Document page data
====

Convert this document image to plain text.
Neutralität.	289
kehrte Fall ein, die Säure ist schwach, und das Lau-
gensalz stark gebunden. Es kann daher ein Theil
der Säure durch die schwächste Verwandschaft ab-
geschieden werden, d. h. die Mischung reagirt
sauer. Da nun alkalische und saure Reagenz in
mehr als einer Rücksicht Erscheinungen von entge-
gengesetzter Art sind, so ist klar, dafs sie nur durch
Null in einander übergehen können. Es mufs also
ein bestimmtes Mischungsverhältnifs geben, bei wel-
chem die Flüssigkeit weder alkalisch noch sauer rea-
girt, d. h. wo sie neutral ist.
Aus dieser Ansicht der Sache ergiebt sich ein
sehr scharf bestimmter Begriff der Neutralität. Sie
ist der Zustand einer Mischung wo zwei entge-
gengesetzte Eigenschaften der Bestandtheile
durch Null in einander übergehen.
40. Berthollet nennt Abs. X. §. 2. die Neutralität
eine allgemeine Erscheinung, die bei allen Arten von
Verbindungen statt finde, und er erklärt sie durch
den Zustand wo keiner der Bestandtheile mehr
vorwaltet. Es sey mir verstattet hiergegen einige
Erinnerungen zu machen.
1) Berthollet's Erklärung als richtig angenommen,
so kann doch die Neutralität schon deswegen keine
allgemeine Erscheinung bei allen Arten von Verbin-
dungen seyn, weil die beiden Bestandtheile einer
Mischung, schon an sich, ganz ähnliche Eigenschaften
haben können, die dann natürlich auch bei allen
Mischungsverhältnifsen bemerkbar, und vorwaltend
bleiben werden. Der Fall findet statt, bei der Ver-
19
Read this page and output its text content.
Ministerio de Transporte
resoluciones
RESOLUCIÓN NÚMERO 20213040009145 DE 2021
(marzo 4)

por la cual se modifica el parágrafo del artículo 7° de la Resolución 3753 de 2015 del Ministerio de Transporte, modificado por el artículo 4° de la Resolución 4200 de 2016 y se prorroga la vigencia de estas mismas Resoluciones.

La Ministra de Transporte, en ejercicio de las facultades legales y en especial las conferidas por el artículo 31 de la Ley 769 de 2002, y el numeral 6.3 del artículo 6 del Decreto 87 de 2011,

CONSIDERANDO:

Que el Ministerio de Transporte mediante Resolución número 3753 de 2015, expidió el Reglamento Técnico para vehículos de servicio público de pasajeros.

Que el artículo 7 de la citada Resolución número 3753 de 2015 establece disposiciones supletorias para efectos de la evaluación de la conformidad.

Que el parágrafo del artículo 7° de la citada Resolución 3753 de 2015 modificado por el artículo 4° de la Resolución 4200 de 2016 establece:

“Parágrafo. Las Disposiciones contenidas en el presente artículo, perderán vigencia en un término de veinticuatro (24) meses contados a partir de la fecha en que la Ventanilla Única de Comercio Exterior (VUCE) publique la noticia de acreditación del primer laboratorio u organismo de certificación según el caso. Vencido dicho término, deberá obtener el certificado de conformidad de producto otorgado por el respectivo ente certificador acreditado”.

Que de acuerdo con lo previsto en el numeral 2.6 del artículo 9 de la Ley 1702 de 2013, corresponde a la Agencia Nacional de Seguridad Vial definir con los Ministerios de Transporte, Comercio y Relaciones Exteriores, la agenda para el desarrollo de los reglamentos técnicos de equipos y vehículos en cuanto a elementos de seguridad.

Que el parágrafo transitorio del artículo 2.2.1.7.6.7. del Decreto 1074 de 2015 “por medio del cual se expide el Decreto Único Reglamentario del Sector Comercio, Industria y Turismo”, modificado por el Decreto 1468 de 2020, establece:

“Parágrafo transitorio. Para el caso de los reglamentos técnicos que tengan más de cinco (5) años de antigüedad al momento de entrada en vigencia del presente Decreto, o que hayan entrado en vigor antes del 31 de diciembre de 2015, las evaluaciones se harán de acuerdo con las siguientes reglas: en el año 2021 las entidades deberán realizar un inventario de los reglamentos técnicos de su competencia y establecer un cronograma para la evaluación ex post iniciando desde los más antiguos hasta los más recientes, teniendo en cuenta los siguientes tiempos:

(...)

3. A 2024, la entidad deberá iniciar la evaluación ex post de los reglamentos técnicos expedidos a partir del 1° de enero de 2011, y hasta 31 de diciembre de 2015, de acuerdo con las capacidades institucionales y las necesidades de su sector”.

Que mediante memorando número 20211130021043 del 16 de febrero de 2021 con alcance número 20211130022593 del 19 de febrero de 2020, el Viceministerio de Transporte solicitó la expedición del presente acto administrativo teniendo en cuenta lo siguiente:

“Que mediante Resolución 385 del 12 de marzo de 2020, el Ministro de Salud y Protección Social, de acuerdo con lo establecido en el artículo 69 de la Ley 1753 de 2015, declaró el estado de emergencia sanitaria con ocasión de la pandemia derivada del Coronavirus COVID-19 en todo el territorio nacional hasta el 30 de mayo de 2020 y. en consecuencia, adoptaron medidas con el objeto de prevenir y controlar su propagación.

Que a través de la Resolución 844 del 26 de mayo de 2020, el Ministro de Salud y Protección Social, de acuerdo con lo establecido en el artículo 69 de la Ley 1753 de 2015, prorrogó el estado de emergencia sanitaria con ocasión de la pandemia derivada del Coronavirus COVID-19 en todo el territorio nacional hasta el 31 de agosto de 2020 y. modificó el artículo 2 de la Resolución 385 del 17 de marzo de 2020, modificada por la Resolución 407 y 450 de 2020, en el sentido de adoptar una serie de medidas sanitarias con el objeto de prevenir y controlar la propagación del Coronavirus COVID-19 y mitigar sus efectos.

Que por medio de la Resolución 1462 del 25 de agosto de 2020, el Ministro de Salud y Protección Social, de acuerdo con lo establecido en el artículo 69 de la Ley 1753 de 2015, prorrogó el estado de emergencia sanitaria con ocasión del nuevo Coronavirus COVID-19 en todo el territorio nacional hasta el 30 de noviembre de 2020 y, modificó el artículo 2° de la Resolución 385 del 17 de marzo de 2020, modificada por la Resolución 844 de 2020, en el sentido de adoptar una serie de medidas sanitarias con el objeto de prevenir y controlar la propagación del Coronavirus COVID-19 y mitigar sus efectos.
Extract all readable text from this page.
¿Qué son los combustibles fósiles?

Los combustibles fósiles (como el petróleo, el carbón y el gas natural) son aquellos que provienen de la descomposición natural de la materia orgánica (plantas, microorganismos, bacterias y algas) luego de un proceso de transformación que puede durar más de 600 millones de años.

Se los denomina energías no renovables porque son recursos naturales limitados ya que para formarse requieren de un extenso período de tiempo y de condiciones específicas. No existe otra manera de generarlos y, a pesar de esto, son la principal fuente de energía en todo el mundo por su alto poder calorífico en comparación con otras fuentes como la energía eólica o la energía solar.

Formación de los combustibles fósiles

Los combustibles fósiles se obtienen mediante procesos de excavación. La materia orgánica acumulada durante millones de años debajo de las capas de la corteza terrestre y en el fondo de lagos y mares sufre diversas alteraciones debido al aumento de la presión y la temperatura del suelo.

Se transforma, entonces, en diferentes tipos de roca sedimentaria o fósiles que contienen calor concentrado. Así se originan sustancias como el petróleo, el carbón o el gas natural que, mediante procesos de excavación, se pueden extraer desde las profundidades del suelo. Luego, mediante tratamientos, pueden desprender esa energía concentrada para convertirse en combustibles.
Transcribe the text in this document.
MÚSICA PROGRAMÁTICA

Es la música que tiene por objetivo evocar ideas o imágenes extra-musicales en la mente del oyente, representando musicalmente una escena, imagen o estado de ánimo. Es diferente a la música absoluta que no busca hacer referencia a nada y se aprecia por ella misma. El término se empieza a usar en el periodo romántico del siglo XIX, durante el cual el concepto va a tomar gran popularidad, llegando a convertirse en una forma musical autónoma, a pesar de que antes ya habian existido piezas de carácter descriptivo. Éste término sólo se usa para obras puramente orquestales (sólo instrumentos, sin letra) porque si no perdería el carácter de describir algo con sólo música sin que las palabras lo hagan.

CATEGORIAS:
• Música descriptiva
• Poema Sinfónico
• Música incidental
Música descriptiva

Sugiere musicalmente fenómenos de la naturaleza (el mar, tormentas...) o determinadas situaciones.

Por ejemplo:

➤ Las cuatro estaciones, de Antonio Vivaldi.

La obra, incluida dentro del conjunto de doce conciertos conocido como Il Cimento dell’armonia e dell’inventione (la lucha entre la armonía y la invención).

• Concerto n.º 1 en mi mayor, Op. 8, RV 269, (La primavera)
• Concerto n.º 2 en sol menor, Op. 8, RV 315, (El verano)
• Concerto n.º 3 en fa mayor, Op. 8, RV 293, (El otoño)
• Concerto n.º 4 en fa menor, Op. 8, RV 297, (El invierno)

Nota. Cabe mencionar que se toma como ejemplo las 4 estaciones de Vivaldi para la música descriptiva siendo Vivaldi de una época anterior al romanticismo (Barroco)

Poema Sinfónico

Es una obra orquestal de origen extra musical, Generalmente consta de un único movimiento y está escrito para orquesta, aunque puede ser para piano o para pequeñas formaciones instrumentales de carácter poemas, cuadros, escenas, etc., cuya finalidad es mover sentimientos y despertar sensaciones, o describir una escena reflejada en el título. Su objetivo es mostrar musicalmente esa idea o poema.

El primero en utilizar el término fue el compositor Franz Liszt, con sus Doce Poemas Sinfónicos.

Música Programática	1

====

Return exactly the lines from the line holding "Transcribe the text in this document." to the last line of the data, with both of those lines included and nothing added.

Transcribe the text in this document.
MÚSICA PROGRAMÁTICA

Es la música que tiene por objetivo evocar ideas o imágenes extra-musicales en la mente del oyente, representando musicalmente una escena, imagen o estado de ánimo. Es diferente a la música absoluta que no busca hacer referencia a nada y se aprecia por ella misma. El término se empieza a usar en el periodo romántico del siglo XIX, durante el cual el concepto va a tomar gran popularidad, llegando a convertirse en una forma musical autónoma, a pesar de que antes ya habian existido piezas de carácter descriptivo. Éste término sólo se usa para obras puramente orquestales (sólo instrumentos, sin letra) porque si no perdería el carácter de describir algo con sólo música sin que las palabras lo hagan.

CATEGORIAS:
• Música descriptiva
• Poema Sinfónico
• Música incidental
Música descriptiva

Sugiere musicalmente fenómenos de la naturaleza (el mar, tormentas...) o determinadas situaciones.

Por ejemplo:

➤ Las cuatro estaciones, de Antonio Vivaldi.

La obra, incluida dentro del conjunto de doce conciertos conocido como Il Cimento dell’armonia e dell’inventione (la lucha entre la armonía y la invención).

• Concerto n.º 1 en mi mayor, Op. 8, RV 269, (La primavera)
• Concerto n.º 2 en sol menor, Op. 8, RV 315, (El verano)
• Concerto n.º 3 en fa mayor, Op. 8, RV 293, (El otoño)
• Concerto n.º 4 en fa menor, Op. 8, RV 297, (El invierno)

Nota. Cabe mencionar que se toma como ejemplo las 4 estaciones de Vivaldi para la música descriptiva siendo Vivaldi de una época anterior al romanticismo (Barroco)

Poema Sinfónico

Es una obra orquestal de origen extra musical, Generalmente consta de un único movimiento y está escrito para orquesta, aunque puede ser para piano o para pequeñas formaciones instrumentales de carácter poemas, cuadros, escenas, etc., cuya finalidad es mover sentimientos y despertar sensaciones, o describir una escena reflejada en el título. Su objetivo es mostrar musicalmente esa idea o poema.

El primero en utilizar el término fue el compositor Franz Liszt, con sus Doce Poemas Sinfónicos.

Música Programática	1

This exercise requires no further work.